Set problem:
Note each line where "some" appears, and copy it.

..............................

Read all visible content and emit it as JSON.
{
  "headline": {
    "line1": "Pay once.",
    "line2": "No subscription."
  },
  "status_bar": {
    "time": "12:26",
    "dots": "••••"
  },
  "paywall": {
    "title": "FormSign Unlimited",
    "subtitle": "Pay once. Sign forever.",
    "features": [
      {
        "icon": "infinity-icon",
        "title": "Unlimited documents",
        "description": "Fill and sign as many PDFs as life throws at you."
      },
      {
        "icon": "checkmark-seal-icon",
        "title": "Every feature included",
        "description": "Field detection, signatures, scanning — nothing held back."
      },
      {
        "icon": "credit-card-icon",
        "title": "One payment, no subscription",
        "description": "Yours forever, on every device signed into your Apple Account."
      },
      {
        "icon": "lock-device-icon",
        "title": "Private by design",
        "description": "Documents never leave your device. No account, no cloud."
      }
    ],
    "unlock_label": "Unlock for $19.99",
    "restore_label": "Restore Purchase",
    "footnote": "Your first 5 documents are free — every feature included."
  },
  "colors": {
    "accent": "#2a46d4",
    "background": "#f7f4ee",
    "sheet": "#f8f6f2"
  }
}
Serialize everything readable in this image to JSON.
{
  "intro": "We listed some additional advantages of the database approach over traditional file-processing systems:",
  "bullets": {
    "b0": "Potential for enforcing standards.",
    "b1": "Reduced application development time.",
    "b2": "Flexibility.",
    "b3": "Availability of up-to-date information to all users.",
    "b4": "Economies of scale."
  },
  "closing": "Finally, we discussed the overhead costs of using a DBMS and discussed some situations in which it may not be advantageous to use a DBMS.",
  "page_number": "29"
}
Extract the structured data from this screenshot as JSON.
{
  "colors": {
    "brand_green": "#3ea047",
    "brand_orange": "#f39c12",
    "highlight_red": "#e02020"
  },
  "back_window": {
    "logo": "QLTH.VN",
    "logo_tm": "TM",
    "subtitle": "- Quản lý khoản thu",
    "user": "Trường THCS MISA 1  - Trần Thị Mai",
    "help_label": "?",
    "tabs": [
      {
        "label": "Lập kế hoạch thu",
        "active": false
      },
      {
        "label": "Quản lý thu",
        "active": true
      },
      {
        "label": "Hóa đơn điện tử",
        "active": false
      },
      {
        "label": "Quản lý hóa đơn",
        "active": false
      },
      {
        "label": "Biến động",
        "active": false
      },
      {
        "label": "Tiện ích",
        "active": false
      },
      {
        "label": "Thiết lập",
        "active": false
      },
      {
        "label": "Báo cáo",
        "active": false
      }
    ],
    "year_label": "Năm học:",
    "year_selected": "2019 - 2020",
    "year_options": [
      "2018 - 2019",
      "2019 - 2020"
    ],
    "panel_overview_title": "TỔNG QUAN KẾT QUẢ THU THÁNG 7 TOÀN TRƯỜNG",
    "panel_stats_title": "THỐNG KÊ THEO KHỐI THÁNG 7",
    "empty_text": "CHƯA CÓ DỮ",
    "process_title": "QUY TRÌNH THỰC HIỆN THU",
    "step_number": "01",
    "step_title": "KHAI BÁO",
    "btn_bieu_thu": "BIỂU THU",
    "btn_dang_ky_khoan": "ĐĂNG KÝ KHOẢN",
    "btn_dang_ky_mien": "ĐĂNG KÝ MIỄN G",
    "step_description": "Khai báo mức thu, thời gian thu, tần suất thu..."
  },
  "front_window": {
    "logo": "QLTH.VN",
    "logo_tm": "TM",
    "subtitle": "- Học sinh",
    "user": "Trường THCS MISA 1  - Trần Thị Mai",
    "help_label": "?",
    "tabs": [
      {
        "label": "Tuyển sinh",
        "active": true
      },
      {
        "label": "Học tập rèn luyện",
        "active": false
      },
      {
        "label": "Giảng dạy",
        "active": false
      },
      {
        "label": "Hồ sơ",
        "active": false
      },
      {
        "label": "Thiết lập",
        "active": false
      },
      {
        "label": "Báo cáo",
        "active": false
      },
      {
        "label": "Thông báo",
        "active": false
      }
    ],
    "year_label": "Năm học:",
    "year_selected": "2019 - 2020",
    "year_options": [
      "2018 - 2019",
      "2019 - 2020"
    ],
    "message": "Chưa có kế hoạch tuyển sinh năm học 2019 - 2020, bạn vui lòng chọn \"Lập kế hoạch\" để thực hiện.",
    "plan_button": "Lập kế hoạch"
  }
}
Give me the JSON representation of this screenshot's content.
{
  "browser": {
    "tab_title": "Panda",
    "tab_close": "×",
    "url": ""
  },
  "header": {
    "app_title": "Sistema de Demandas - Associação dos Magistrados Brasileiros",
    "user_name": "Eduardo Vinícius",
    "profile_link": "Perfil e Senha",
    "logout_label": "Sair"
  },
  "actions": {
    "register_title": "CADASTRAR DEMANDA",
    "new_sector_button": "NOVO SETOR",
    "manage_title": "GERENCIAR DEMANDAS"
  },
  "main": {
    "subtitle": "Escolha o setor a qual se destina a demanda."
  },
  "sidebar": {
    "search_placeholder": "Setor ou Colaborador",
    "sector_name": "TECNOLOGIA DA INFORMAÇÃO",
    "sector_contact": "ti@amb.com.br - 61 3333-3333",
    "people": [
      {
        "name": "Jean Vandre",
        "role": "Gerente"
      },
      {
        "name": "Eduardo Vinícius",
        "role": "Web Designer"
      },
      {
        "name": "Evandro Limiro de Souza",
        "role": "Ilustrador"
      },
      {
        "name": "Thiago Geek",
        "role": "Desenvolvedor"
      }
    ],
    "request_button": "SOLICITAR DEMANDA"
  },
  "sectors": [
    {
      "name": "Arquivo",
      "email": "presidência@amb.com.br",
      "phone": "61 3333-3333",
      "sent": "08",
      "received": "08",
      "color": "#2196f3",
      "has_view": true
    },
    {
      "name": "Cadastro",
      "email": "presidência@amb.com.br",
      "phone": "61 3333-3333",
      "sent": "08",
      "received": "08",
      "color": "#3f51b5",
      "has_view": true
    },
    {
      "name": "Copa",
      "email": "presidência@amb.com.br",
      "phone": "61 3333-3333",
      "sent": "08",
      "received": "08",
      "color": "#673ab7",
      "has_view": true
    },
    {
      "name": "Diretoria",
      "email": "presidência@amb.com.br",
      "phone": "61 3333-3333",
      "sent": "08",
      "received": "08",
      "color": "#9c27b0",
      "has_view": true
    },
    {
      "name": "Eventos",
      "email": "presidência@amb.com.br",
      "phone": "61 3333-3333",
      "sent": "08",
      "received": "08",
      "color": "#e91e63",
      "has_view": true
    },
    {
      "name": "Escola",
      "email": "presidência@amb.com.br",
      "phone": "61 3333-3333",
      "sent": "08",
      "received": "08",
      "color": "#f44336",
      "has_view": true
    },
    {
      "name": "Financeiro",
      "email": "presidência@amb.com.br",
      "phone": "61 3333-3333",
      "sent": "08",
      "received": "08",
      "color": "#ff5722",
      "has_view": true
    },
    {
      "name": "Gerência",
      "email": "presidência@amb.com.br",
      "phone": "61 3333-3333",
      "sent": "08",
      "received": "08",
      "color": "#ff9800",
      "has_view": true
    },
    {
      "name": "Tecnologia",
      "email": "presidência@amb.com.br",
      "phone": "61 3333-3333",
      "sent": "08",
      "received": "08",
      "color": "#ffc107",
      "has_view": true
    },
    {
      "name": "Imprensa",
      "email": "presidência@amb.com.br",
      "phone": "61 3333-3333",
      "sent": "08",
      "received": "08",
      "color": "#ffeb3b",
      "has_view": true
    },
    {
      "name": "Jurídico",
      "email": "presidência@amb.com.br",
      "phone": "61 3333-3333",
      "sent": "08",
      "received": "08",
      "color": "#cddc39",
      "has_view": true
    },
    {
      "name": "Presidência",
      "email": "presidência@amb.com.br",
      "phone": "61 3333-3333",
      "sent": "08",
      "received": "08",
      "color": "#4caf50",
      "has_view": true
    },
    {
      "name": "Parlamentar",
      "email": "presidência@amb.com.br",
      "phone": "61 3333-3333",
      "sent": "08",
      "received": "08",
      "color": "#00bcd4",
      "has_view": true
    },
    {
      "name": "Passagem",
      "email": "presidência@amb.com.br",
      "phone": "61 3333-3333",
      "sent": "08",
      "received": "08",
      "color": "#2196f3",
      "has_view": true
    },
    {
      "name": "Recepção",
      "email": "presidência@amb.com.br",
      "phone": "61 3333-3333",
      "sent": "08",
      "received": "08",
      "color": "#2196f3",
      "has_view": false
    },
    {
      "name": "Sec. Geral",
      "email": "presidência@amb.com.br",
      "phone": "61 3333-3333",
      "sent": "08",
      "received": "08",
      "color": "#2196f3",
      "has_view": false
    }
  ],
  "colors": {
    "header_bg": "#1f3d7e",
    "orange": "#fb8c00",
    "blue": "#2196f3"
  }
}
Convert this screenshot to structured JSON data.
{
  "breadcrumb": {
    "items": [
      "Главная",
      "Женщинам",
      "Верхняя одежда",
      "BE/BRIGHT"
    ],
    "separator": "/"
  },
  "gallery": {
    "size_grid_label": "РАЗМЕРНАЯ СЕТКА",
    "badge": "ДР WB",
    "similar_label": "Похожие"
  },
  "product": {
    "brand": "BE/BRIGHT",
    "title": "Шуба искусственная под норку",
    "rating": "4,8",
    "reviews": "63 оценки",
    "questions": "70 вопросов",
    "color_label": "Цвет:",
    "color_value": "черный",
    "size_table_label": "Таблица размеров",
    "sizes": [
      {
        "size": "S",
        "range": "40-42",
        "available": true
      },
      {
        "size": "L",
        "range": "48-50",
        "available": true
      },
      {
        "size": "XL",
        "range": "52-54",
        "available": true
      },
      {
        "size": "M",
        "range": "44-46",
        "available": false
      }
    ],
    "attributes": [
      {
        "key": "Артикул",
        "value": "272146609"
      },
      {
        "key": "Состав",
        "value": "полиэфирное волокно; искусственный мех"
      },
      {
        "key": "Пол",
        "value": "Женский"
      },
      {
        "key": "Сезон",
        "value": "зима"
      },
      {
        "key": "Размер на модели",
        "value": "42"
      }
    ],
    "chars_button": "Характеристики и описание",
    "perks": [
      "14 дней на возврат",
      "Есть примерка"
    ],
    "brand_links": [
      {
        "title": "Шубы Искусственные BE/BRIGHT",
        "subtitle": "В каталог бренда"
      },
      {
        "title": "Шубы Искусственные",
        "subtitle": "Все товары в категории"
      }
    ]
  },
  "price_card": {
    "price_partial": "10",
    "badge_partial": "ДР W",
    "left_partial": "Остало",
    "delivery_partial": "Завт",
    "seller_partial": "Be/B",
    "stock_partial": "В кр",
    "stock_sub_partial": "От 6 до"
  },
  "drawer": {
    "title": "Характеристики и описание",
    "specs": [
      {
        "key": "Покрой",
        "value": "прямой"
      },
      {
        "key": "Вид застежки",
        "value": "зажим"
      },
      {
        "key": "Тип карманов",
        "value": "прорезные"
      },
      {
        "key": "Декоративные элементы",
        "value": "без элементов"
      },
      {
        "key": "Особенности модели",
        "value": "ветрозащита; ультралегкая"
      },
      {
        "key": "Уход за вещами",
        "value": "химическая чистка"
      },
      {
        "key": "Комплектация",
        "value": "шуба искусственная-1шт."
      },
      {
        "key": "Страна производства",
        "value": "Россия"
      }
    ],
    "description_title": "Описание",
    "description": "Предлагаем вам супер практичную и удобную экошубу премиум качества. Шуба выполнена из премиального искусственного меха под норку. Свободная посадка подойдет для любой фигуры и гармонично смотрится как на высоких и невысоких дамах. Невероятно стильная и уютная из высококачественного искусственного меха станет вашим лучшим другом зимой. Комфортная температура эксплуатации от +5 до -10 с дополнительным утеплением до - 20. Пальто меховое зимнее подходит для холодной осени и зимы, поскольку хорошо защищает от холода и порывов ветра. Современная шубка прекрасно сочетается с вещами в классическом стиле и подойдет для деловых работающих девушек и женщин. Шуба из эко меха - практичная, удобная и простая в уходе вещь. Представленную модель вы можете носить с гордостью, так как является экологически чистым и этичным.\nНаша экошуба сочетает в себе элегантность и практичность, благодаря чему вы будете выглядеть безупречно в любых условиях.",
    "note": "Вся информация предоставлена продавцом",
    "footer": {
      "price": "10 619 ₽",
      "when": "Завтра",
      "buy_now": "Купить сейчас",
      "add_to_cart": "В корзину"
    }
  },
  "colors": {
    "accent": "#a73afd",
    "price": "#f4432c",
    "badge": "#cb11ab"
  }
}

..............................

Completed task:
  "intro": "We listed some additional advantages of the database approach over traditional file-processing systems:",
  "closing": "Finally, we discussed the overhead costs of using a DBMS and discussed some situations in which it may not be advantageous to use a DBMS.",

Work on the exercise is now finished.